▶ What to do:
Answer these about the text below on Coyne and DNA:
1. Which fundamentalist Darwinist does the text name alongside Coyne?
2. What does the text say DNA is, if not software tape?
3. What does the text call one of the best ways to get a Nobel prize?

▶ Text provided:
■ ■ ■ ■ ■ ■ ■
So, forward to Coyne and Sheldrake. Coyne, I think, is a preformationist. He believes, along with many fundamentalist Darwinists like Richard Dawkins that that pretty much explains everything. I can't help but think that explanation is not only too pat, but fails to explain a lot of what we see. And that's fine, as long they think they can explain an RNA world, protein synthesis, epigenetic tags, and whole plethora of demonstrations that show that DNA is not entirely the software running the show. Wrong. Bad metaphor, anyway. Life is not machines or computers, certainly not a vonNeumann architecture machine or computer. True DNA is hardware, to some extent, cobbled together semi-randomly, certainly, but there's a ratchet, a strange attractor that looks like a goal-oriented process. But DNA is not software tape running the cell like some old IBM computer. DNA is the cell's books, the library. Books where it is easier to store shit than out in the hustle bustle of proteins, enzymes, and RNA.

Coyne, you and your boys have had a good run, but the buildup of strange biological facts is starting to overwhelm the old gene-centric models, and your increasingly livid protests suggest you are just not intellectually curious enough to look further. No problem there. There are plenty of non-entertainer scientists getting Nobel prizes looking at that stuff. After all, that's one of the best ways to get a Nobel prize, is to overturn existing "orthodoxy".
■ ■ ■ ■ ■ ■ ■
▶ Provided records:
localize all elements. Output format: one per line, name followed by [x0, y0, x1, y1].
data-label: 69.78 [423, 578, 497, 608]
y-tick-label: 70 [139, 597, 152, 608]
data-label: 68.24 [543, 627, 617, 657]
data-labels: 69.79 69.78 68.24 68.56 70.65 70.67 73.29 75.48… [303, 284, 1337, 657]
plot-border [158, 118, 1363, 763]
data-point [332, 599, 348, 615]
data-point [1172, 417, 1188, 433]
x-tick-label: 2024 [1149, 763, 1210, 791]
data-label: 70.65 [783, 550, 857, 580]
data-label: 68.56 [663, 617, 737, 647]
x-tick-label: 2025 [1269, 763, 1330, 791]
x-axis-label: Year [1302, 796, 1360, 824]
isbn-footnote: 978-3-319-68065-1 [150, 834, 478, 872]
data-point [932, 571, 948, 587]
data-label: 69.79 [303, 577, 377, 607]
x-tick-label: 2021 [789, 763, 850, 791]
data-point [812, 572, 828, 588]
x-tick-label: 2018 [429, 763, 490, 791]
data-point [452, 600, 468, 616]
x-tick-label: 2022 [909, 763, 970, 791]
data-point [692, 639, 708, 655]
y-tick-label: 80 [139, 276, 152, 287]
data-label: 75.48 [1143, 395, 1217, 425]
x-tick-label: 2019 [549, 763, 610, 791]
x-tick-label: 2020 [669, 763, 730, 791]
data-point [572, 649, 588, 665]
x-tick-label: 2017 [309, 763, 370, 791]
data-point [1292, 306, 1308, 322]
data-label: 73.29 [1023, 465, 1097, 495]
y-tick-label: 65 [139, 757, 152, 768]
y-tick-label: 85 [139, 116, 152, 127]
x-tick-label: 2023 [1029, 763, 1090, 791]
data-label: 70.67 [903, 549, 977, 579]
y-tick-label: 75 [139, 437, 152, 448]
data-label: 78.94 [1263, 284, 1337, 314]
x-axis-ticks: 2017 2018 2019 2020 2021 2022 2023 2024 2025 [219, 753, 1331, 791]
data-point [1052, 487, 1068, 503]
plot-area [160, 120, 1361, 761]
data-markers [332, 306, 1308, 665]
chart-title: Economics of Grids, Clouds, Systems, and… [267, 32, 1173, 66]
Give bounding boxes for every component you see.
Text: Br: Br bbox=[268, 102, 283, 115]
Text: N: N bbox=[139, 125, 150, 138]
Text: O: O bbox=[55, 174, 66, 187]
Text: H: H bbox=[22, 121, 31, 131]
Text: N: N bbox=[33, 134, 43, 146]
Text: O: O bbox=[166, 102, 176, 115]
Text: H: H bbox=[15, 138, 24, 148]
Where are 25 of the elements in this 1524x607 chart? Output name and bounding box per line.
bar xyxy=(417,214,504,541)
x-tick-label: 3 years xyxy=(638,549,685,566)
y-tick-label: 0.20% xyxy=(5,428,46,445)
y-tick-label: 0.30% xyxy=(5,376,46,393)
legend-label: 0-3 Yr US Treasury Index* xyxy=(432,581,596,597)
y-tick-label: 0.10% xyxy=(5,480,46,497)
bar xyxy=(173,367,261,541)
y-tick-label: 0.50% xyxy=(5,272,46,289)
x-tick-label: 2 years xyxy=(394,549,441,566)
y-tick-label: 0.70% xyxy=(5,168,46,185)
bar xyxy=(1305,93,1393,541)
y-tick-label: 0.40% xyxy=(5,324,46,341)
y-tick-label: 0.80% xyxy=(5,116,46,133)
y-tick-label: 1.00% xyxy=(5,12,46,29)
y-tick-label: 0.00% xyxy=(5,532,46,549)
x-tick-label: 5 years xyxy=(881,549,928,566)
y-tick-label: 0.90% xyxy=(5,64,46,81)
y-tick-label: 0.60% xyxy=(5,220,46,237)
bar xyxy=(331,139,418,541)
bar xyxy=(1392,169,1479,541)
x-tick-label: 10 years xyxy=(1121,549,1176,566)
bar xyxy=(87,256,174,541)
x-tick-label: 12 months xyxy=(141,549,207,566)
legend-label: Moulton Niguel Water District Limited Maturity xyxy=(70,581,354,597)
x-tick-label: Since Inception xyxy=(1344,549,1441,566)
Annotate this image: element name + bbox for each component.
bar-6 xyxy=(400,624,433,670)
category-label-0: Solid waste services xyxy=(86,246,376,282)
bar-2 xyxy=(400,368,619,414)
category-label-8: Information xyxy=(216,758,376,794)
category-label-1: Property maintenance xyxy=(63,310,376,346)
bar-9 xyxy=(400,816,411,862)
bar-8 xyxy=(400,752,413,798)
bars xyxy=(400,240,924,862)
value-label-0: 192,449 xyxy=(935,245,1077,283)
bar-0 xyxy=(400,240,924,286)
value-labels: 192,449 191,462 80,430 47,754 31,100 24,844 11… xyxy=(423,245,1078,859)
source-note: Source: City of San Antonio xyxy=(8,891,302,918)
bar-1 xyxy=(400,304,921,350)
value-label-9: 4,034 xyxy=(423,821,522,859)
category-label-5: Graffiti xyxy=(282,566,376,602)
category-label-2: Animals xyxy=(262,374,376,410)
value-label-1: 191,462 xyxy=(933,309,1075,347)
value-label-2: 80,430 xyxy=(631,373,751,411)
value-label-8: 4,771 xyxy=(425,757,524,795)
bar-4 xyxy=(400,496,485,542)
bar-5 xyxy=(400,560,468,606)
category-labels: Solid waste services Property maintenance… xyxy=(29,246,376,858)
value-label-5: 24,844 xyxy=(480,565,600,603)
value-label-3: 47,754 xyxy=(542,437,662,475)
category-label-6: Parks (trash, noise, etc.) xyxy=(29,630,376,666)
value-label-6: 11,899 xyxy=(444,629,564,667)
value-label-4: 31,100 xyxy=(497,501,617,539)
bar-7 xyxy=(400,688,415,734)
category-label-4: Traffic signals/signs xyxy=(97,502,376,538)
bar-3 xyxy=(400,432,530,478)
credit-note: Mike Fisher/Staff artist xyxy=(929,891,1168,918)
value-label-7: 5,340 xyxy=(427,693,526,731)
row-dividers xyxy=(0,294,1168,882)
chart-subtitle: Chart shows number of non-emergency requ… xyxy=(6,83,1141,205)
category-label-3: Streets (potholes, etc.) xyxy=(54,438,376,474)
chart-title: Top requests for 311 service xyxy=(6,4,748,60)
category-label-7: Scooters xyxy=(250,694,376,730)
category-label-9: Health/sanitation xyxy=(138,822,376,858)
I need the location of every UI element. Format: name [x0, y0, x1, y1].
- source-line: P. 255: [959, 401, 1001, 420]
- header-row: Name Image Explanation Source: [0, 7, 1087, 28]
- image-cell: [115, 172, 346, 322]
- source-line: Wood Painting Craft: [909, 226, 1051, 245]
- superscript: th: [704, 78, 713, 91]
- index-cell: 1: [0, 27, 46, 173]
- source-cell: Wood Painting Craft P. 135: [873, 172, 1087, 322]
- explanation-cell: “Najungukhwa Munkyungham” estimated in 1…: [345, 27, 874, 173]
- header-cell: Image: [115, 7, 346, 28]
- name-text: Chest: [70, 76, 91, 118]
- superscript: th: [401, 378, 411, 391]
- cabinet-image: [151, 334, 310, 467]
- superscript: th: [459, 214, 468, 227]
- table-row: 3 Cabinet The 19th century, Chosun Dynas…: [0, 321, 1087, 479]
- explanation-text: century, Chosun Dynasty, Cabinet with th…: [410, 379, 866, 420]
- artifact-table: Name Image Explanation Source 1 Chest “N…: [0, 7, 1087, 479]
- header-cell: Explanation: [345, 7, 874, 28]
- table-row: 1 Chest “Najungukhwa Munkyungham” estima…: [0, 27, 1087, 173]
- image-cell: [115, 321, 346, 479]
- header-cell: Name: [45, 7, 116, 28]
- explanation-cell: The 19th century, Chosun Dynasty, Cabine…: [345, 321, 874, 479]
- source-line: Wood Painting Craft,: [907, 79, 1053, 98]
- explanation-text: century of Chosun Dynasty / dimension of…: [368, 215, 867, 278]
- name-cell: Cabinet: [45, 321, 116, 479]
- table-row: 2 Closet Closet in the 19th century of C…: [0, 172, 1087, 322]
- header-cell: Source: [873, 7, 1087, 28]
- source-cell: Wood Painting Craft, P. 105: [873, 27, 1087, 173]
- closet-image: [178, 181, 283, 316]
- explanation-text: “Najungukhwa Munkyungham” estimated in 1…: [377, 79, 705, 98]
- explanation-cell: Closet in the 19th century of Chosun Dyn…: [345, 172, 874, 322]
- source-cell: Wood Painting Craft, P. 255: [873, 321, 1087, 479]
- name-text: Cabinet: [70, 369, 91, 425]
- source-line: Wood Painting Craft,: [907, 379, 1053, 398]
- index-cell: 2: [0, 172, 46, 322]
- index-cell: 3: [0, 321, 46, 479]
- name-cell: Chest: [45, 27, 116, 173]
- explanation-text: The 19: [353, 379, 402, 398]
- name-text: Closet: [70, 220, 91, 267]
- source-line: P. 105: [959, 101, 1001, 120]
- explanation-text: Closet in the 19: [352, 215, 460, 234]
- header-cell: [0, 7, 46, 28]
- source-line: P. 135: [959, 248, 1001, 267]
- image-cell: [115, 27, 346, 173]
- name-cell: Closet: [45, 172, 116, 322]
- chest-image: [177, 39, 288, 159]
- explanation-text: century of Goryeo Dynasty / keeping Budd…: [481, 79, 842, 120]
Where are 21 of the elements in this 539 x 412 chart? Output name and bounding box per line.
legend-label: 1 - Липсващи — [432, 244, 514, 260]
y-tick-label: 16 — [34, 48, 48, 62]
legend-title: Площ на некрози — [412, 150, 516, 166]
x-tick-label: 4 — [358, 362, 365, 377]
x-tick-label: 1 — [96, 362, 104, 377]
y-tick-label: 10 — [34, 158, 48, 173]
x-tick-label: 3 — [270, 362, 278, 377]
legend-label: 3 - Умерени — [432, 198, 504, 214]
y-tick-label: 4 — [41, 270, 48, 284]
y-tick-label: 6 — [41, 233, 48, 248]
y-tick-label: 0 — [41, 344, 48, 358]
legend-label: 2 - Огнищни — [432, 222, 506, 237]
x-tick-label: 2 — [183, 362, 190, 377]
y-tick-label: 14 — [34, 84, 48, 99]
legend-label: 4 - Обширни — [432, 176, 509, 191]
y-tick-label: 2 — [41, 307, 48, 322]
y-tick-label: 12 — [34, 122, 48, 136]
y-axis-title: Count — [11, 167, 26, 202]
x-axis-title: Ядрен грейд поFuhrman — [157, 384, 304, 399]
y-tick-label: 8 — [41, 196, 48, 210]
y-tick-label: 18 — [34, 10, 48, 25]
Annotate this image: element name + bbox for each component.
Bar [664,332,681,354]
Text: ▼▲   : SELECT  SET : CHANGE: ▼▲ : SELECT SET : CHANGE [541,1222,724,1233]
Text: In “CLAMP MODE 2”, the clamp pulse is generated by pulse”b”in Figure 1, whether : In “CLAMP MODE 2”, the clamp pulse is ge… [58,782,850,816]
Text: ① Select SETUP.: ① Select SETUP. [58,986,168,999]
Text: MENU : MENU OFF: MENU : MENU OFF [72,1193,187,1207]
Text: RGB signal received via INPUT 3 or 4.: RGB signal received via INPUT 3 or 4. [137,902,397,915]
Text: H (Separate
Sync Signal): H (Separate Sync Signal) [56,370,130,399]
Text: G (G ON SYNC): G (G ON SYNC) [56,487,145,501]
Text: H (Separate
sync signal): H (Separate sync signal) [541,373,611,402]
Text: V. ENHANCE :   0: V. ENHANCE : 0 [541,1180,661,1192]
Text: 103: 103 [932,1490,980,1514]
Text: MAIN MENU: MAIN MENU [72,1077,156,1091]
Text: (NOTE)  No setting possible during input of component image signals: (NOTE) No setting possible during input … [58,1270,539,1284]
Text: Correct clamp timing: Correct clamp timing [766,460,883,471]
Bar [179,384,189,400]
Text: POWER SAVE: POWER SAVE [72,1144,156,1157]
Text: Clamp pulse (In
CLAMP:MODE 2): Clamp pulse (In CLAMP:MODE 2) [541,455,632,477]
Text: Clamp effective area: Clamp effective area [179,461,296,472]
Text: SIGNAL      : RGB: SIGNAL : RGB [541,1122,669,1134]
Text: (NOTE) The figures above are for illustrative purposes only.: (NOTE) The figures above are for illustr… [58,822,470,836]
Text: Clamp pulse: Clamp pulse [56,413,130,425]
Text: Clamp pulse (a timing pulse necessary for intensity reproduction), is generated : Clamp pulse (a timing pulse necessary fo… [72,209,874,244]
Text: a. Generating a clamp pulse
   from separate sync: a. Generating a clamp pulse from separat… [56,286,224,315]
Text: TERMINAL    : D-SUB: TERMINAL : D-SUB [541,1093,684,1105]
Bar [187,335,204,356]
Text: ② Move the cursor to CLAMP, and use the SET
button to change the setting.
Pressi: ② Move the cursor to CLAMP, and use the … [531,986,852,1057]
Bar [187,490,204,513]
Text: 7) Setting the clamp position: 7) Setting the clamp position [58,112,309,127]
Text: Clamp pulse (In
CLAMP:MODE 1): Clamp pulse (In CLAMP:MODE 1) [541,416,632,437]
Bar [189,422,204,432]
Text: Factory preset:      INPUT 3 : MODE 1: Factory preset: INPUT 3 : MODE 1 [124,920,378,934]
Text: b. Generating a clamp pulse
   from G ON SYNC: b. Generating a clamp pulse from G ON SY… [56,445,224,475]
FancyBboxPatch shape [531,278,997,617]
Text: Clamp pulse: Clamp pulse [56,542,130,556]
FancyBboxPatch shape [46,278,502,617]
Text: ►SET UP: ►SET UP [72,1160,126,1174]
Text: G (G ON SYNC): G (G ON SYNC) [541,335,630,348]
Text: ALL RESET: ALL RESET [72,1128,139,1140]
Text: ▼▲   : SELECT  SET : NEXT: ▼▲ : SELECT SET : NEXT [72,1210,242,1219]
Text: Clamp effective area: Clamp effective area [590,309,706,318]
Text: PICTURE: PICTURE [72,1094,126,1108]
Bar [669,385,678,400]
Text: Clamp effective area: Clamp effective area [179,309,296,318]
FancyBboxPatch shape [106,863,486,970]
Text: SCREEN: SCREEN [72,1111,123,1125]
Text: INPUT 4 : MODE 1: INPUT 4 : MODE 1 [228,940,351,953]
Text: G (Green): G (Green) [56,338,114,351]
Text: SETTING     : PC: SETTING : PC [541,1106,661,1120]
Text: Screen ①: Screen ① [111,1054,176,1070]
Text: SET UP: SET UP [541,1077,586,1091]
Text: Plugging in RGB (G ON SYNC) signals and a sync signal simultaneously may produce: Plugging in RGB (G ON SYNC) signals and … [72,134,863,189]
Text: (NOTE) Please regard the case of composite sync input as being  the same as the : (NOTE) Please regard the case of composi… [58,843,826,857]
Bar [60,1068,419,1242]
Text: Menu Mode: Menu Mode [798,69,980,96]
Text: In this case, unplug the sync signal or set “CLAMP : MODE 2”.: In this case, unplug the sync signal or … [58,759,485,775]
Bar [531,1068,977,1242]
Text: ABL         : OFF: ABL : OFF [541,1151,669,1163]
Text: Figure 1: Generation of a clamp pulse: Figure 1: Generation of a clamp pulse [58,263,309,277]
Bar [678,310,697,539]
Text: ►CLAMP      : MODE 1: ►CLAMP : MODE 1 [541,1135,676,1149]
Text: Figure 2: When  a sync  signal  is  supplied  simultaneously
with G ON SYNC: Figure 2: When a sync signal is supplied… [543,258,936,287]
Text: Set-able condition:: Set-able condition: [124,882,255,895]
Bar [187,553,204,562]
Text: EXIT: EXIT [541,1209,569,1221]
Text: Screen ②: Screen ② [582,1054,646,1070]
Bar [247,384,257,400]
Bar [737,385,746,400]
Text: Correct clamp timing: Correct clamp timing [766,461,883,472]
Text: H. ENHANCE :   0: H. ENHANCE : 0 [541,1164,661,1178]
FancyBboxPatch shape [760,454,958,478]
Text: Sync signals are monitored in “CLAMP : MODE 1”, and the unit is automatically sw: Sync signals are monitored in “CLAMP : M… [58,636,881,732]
■ ■ ■ ■ ■ ■ ■
▶ Answer section:
1. Richard Dawkins.
2. The cell's books, the library.
3. Overturning existing "orthodoxy".